◆ **Objective**: Output all of the entries below precisely as written.

◆ **Exercise data**:

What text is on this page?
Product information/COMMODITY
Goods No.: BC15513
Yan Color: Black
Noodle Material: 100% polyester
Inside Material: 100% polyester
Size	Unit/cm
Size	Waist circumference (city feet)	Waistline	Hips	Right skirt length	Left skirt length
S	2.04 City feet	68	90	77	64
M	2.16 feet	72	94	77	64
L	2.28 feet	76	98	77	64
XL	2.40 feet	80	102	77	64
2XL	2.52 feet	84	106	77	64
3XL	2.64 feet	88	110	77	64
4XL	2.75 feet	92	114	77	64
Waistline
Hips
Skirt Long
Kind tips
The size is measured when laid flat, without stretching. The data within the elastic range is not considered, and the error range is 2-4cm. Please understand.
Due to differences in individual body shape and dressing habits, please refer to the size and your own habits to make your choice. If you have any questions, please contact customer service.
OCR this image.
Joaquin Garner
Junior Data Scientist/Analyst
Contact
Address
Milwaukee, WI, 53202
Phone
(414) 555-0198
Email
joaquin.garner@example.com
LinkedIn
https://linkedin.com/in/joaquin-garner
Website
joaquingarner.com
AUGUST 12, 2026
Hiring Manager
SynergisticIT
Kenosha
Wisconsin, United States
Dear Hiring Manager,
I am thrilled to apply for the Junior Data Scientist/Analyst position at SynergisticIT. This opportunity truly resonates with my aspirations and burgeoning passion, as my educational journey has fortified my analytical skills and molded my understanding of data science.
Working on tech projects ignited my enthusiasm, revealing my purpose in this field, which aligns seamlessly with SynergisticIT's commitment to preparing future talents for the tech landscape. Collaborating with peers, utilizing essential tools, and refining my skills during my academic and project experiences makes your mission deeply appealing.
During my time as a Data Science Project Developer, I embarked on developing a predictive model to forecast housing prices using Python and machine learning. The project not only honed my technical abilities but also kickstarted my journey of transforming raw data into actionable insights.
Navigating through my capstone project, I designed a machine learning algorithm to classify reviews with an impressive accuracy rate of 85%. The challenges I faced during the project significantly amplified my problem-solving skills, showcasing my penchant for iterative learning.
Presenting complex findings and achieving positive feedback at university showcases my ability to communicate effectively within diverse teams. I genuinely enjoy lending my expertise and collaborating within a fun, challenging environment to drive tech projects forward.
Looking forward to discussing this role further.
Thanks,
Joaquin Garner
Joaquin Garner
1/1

◆ **Final result**:
What text is on this page?
Product information/COMMODITY
Goods No.: BC15513
Yan Color: Black
Noodle Material: 100% polyester
Inside Material: 100% polyester
Size	Unit/cm
Size	Waist circumference (city feet)	Waistline	Hips	Right skirt length	Left skirt length
S	2.04 City feet	68	90	77	64
M	2.16 feet	72	94	77	64
L	2.28 feet	76	98	77	64
XL	2.40 feet	80	102	77	64
2XL	2.52 feet	84	106	77	64
3XL	2.64 feet	88	110	77	64
4XL	2.75 feet	92	114	77	64
Waistline
Hips
Skirt Long
Kind tips
The size is measured when laid flat, without stretching. The data within the elastic range is not considered, and the error range is 2-4cm. Please understand.
Due to differences in individual body shape and dressing habits, please refer to the size and your own habits to make your choice. If you have any questions, please contact customer service.
OCR this image.
Joaquin Garner
Junior Data Scientist/Analyst
Contact
Address
Milwaukee, WI, 53202
Phone
(414) 555-0198
Email
joaquin.garner@example.com
LinkedIn
https://linkedin.com/in/joaquin-garner
Website
joaquingarner.com
AUGUST 12, 2026
Hiring Manager
SynergisticIT
Kenosha
Wisconsin, United States
Dear Hiring Manager,
I am thrilled to apply for the Junior Data Scientist/Analyst position at SynergisticIT. This opportunity truly resonates with my aspirations and burgeoning passion, as my educational journey has fortified my analytical skills and molded my understanding of data science.
Working on tech projects ignited my enthusiasm, revealing my purpose in this field, which aligns seamlessly with SynergisticIT's commitment to preparing future talents for the tech landscape. Collaborating with peers, utilizing essential tools, and refining my skills during my academic and project experiences makes your mission deeply appealing.
During my time as a Data Science Project Developer, I embarked on developing a predictive model to forecast housing prices using Python and machine learning. The project not only honed my technical abilities but also kickstarted my journey of transforming raw data into actionable insights.
Navigating through my capstone project, I designed a machine learning algorithm to classify reviews with an impressive accuracy rate of 85%. The challenges I faced during the project significantly amplified my problem-solving skills, showcasing my penchant for iterative learning.
Presenting complex findings and achieving positive feedback at university showcases my ability to communicate effectively within diverse teams. I genuinely enjoy lending my expertise and collaborating within a fun, challenging environment to drive tech projects forward.
Looking forward to discussing this role further.
Thanks,
Joaquin Garner
Joaquin Garner
1/1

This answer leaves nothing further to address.